Return each line of the listing below, unchanged, and omit the images.

+++++

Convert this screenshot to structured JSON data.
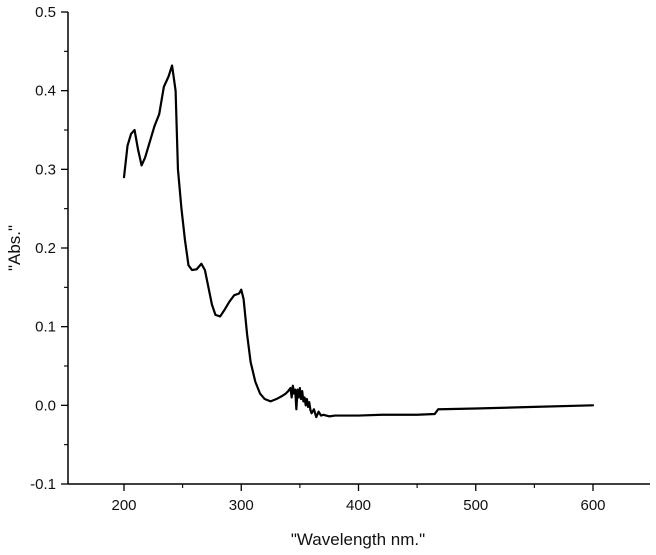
{
  "chart_data": {
    "type": "line",
    "xlabel": "\"Wavelength nm.\"",
    "ylabel": "\"Abs.\"",
    "xlim": [
      150,
      650
    ],
    "ylim": [
      -0.1,
      0.5
    ],
    "x_ticks": [
      200,
      300,
      400,
      500,
      600
    ],
    "x_tick_labels": [
      "200",
      "300",
      "400",
      "500",
      "600"
    ],
    "y_ticks": [
      -0.1,
      0.0,
      0.1,
      0.2,
      0.3,
      0.4,
      0.5
    ],
    "y_tick_labels": [
      "-0.1",
      "0.0",
      "0.1",
      "0.2",
      "0.3",
      "0.4",
      "0.5"
    ],
    "grid": false,
    "legend": "none",
    "line_color": "#000000",
    "series": [
      {
        "x": [
          200,
          203,
          206,
          209,
          212,
          215,
          218,
          222,
          226,
          230,
          234,
          238,
          241,
          244,
          246,
          249,
          252,
          255,
          258,
          262,
          266,
          269,
          272,
          275,
          278,
          282,
          286,
          290,
          294,
          298,
          300,
          302,
          305,
          308,
          312,
          316,
          320,
          325,
          330,
          335,
          338,
          340,
          342,
          343,
          344,
          345,
          346,
          347,
          348,
          349,
          350,
          351,
          352,
          353,
          354,
          355,
          356,
          357,
          358,
          359,
          360,
          362,
          364,
          366,
          368,
          370,
          375,
          380,
          400,
          420,
          450,
          465,
          468,
          470,
          500,
          550,
          600
        ],
        "y": [
          0.29,
          0.33,
          0.345,
          0.35,
          0.325,
          0.305,
          0.315,
          0.335,
          0.355,
          0.37,
          0.405,
          0.418,
          0.432,
          0.4,
          0.3,
          0.25,
          0.21,
          0.178,
          0.172,
          0.173,
          0.18,
          0.172,
          0.15,
          0.128,
          0.115,
          0.113,
          0.122,
          0.132,
          0.14,
          0.142,
          0.147,
          0.135,
          0.09,
          0.055,
          0.03,
          0.015,
          0.008,
          0.005,
          0.008,
          0.012,
          0.015,
          0.018,
          0.022,
          0.01,
          0.025,
          0.015,
          0.02,
          -0.005,
          0.02,
          0.01,
          0.022,
          0.008,
          0.018,
          0.005,
          0.01,
          0.0,
          0.008,
          -0.002,
          0.004,
          -0.006,
          -0.01,
          -0.005,
          -0.015,
          -0.008,
          -0.013,
          -0.012,
          -0.014,
          -0.013,
          -0.013,
          -0.012,
          -0.012,
          -0.011,
          -0.005,
          -0.005,
          -0.004,
          -0.002,
          0.0
        ]
      }
    ]
  }
}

+++++

** Worked solution **
Convert this screenshot to structured JSON data.
{
  "chart_data": {
    "type": "line",
    "xlabel": "\"Wavelength nm.\"",
    "ylabel": "\"Abs.\"",
    "xlim": [
      150,
      650
    ],
    "ylim": [
      -0.1,
      0.5
    ],
    "x_ticks": [
      200,
      300,
      400,
      500,
      600
    ],
    "x_tick_labels": [
      "200",
      "300",
      "400",
      "500",
      "600"
    ],
    "y_ticks": [
      -0.1,
      0.0,
      0.1,
      0.2,
      0.3,
      0.4,
      0.5
    ],
    "y_tick_labels": [
      "-0.1",
      "0.0",
      "0.1",
      "0.2",
      "0.3",
      "0.4",
      "0.5"
    ],
    "grid": false,
    "legend": "none",
    "line_color": "#000000",
    "series": [
      {
        "x": [
          200,
          203,
          206,
          209,
          212,
          215,
          218,
          222,
          226,
          230,
          234,
          238,
          241,
          244,
          246,
          249,
          252,
          255,
          258,
          262,
          266,
          269,
          272,
          275,
          278,
          282,
          286,
          290,
          294,
          298,
          300,
          302,
          305,
          308,
          312,
          316,
          320,
          325,
          330,
          335,
          338,
          340,
          342,
          343,
          344,
          345,
          346,
          347,
          348,
          349,
          350,
          351,
          352,
          353,
          354,
          355,
          356,
          357,
          358,
          359,
          360,
          362,
          364,
          366,
          368,
          370,
          375,
          380,
          400,
          420,
          450,
          465,
          468,
          470,
          500,
          550,
          600
        ],
        "y": [
          0.29,
          0.33,
          0.345,
          0.35,
          0.325,
          0.305,
          0.315,
          0.335,
          0.355,
          0.37,
          0.405,
          0.418,
          0.432,
          0.4,
          0.3,
          0.25,
          0.21,
          0.178,
          0.172,
          0.173,
          0.18,
          0.172,
          0.15,
          0.128,
          0.115,
          0.113,
          0.122,
          0.132,
          0.14,
          0.142,
          0.147,
          0.135,
          0.09,
          0.055,
          0.03,
          0.015,
          0.008,
          0.005,
          0.008,
          0.012,
          0.015,
          0.018,
          0.022,
          0.01,
          0.025,
          0.015,
          0.02,
          -0.005,
          0.02,
          0.01,
          0.022,
          0.008,
          0.018,
          0.005,
          0.01,
          0.0,
          0.008,
          -0.002,
          0.004,
          -0.006,
          -0.01,
          -0.005,
          -0.015,
          -0.008,
          -0.013,
          -0.012,
          -0.014,
          -0.013,
          -0.013,
          -0.012,
          -0.012,
          -0.011,
          -0.005,
          -0.005,
          -0.004,
          -0.002,
          0.0
        ]
      }
    ]
  }
}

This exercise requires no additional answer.